> _REQUEST_: Please transcribe the data below exactly. Leave the pictures out.

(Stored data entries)
-=-=-=-=-

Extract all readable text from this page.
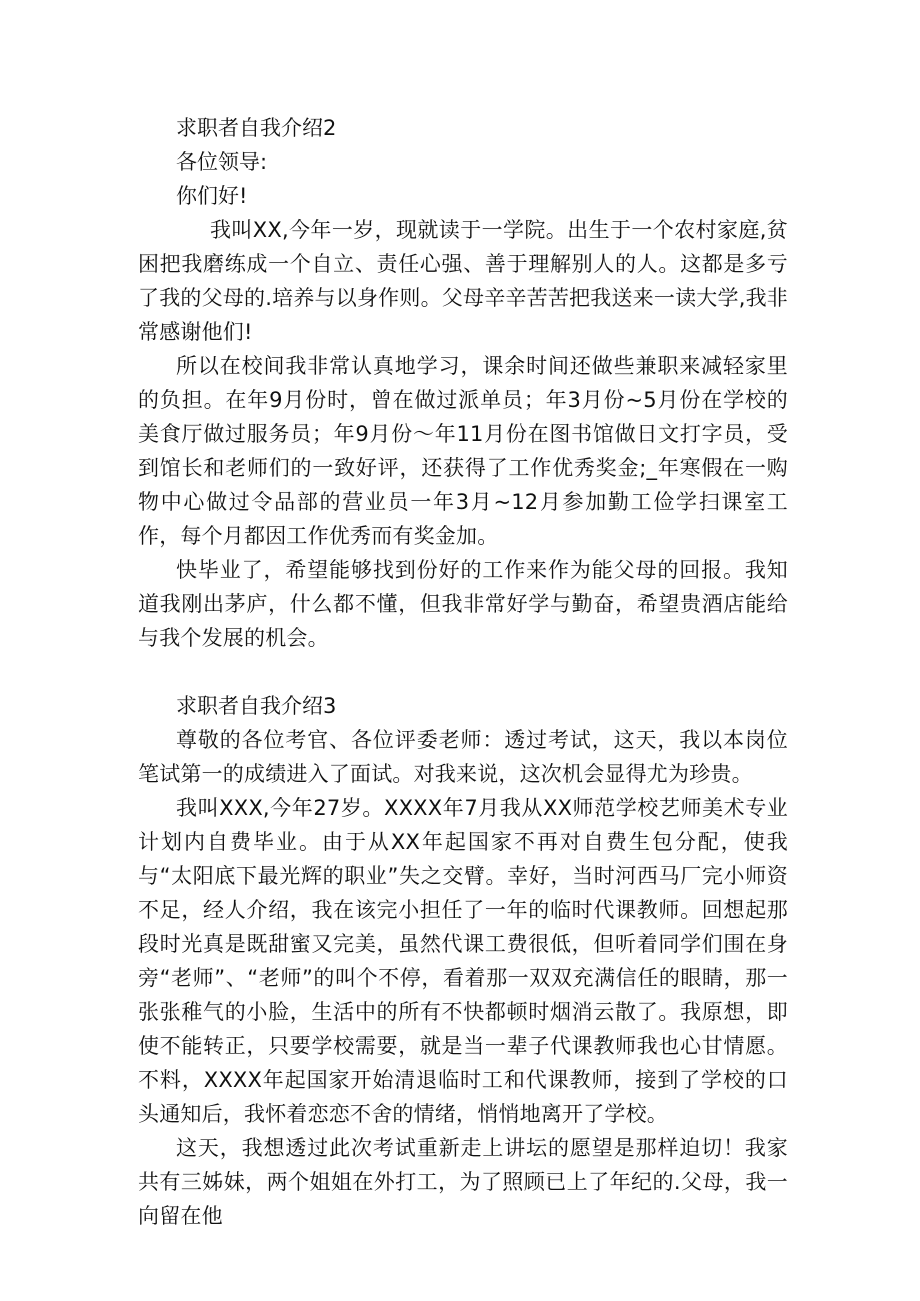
求职者自我介绍2

各位领导:

你们好!

我叫XX,今年一岁，现就读于一学院。出生于一个农村家庭,贫困把我磨练成一个自立、责任心强、善于理解别人的人。这都是多亏了我的父母的.培养与以身作则。父母辛辛苦苦把我送来一读大学,我非常感谢他们!

所以在校间我非常认真地学习，课余时间还做些兼职来减轻家里的负担。在年9月份时，曾在做过派单员；年3月份~5月份在学校的美食厅做过服务员；年9月份～年11月份在图书馆做日文打字员，受到馆长和老师们的一致好评，还获得了工作优秀奖金;_年寒假在一购物中心做过令品部的营业员一年3月~12月参加勤工俭学扫课室工作，每个月都因工作优秀而有奖金加。

快毕业了，希望能够找到份好的工作来作为能父母的回报。我知道我刚出茅庐，什么都不懂，但我非常好学与勤奋，希望贵酒店能给与我个发展的机会。

求职者自我介绍3

尊敬的各位考官、各位评委老师：透过考试，这天，我以本岗位笔试第一的成绩进入了面试。对我来说，这次机会显得尤为珍贵。

我叫XXX,今年27岁。XXXX年7月我从XX师范学校艺师美术专业计划内自费毕业。由于从XX年起国家不再对自费生包分配，使我与“太阳底下最光辉的职业”失之交臂。幸好，当时河西马厂完小师资不足，经人介绍，我在该完小担任了一年的临时代课教师。回想起那段时光真是既甜蜜又完美，虽然代课工费很低，但听着同学们围在身旁“老师”、“老师”的叫个不停，看着那一双双充满信任的眼睛，那一张张稚气的小脸，生活中的所有不快都顿时烟消云散了。我原想，即使不能转正，只要学校需要，就是当一辈子代课教师我也心甘情愿。不料，XXXX年起国家开始清退临时工和代课教师，接到了学校的口头通知后，我怀着恋恋不舍的情绪，悄悄地离开了学校。

这天，我想透过此次考试重新走上讲坛的愿望是那样迫切！我家共有三姊妹，两个姐姐在外打工，为了照顾已上了年纪的.父母，我一向留在他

-=-=-=-=-

> _OUTPUT FOR THIS TASK_:
Extract all readable text from this page.
求职者自我介绍2

各位领导:

你们好!

我叫XX,今年一岁，现就读于一学院。出生于一个农村家庭,贫困把我磨练成一个自立、责任心强、善于理解别人的人。这都是多亏了我的父母的.培养与以身作则。父母辛辛苦苦把我送来一读大学,我非常感谢他们!

所以在校间我非常认真地学习，课余时间还做些兼职来减轻家里的负担。在年9月份时，曾在做过派单员；年3月份~5月份在学校的美食厅做过服务员；年9月份～年11月份在图书馆做日文打字员，受到馆长和老师们的一致好评，还获得了工作优秀奖金;_年寒假在一购物中心做过令品部的营业员一年3月~12月参加勤工俭学扫课室工作，每个月都因工作优秀而有奖金加。

快毕业了，希望能够找到份好的工作来作为能父母的回报。我知道我刚出茅庐，什么都不懂，但我非常好学与勤奋，希望贵酒店能给与我个发展的机会。

求职者自我介绍3

尊敬的各位考官、各位评委老师：透过考试，这天，我以本岗位笔试第一的成绩进入了面试。对我来说，这次机会显得尤为珍贵。

我叫XXX,今年27岁。XXXX年7月我从XX师范学校艺师美术专业计划内自费毕业。由于从XX年起国家不再对自费生包分配，使我与“太阳底下最光辉的职业”失之交臂。幸好，当时河西马厂完小师资不足，经人介绍，我在该完小担任了一年的临时代课教师。回想起那段时光真是既甜蜜又完美，虽然代课工费很低，但听着同学们围在身旁“老师”、“老师”的叫个不停，看着那一双双充满信任的眼睛，那一张张稚气的小脸，生活中的所有不快都顿时烟消云散了。我原想，即使不能转正，只要学校需要，就是当一辈子代课教师我也心甘情愿。不料，XXXX年起国家开始清退临时工和代课教师，接到了学校的口头通知后，我怀着恋恋不舍的情绪，悄悄地离开了学校。

这天，我想透过此次考试重新走上讲坛的愿望是那样迫切！我家共有三姊妹，两个姐姐在外打工，为了照顾已上了年纪的.父母，我一向留在他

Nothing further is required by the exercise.